### EXERCISE INPUTS
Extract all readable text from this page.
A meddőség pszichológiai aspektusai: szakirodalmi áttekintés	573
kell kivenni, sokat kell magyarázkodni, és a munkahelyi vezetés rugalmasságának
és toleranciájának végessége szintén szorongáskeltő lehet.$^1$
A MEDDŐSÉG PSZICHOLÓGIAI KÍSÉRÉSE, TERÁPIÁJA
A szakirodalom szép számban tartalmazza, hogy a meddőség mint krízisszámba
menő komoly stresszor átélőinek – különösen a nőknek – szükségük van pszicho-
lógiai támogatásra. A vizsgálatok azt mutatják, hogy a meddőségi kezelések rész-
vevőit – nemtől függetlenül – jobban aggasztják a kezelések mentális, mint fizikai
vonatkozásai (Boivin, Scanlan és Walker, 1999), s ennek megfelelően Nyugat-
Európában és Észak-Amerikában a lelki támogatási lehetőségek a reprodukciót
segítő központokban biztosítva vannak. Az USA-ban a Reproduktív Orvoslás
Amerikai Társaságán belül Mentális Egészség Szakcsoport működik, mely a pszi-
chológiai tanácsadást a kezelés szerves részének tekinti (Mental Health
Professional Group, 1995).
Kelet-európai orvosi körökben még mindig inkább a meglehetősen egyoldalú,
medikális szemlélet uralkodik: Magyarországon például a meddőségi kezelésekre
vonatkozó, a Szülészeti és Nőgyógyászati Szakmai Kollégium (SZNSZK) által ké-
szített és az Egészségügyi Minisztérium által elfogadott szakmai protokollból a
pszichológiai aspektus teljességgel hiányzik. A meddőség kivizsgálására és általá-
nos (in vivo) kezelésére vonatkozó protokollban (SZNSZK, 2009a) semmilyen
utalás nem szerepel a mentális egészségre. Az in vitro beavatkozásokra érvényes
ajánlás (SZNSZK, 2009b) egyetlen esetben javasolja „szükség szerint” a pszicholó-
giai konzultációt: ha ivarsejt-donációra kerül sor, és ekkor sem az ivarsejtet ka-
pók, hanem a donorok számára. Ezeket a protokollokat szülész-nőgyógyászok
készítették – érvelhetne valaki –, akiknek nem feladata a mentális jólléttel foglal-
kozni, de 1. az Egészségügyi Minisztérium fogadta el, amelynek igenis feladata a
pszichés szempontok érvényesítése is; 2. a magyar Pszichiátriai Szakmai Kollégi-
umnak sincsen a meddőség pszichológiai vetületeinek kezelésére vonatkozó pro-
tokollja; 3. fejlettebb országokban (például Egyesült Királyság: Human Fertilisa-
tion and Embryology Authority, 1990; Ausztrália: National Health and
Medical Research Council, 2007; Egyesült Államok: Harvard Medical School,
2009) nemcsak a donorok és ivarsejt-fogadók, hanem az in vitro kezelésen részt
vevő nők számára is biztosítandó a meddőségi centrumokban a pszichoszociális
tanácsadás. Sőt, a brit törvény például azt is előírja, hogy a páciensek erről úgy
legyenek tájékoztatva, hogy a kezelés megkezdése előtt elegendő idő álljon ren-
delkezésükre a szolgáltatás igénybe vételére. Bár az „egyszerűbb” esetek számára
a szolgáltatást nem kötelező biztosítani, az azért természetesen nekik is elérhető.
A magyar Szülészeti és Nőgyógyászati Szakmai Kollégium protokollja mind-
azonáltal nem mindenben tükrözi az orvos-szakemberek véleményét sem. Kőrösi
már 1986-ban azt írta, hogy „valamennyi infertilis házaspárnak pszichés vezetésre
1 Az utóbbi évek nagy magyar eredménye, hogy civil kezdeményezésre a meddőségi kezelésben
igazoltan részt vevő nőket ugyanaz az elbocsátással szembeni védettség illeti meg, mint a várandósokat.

### GOAL
Extract every line containing the string "meddőségi" from the data above.

### ANSWER TO THE EXERCISE
lógiai támogatásra. A vizsgálatok azt mutatják, hogy a meddőségi kezelések rész-
medikális szemlélet uralkodik: Magyarországon például a meddőségi kezelésekre
vevő nők számára is biztosítandó a meddőségi centrumokban a pszichoszociális
1 Az utóbbi évek nagy magyar eredménye, hogy civil kezdeményezésre a meddőségi kezelésben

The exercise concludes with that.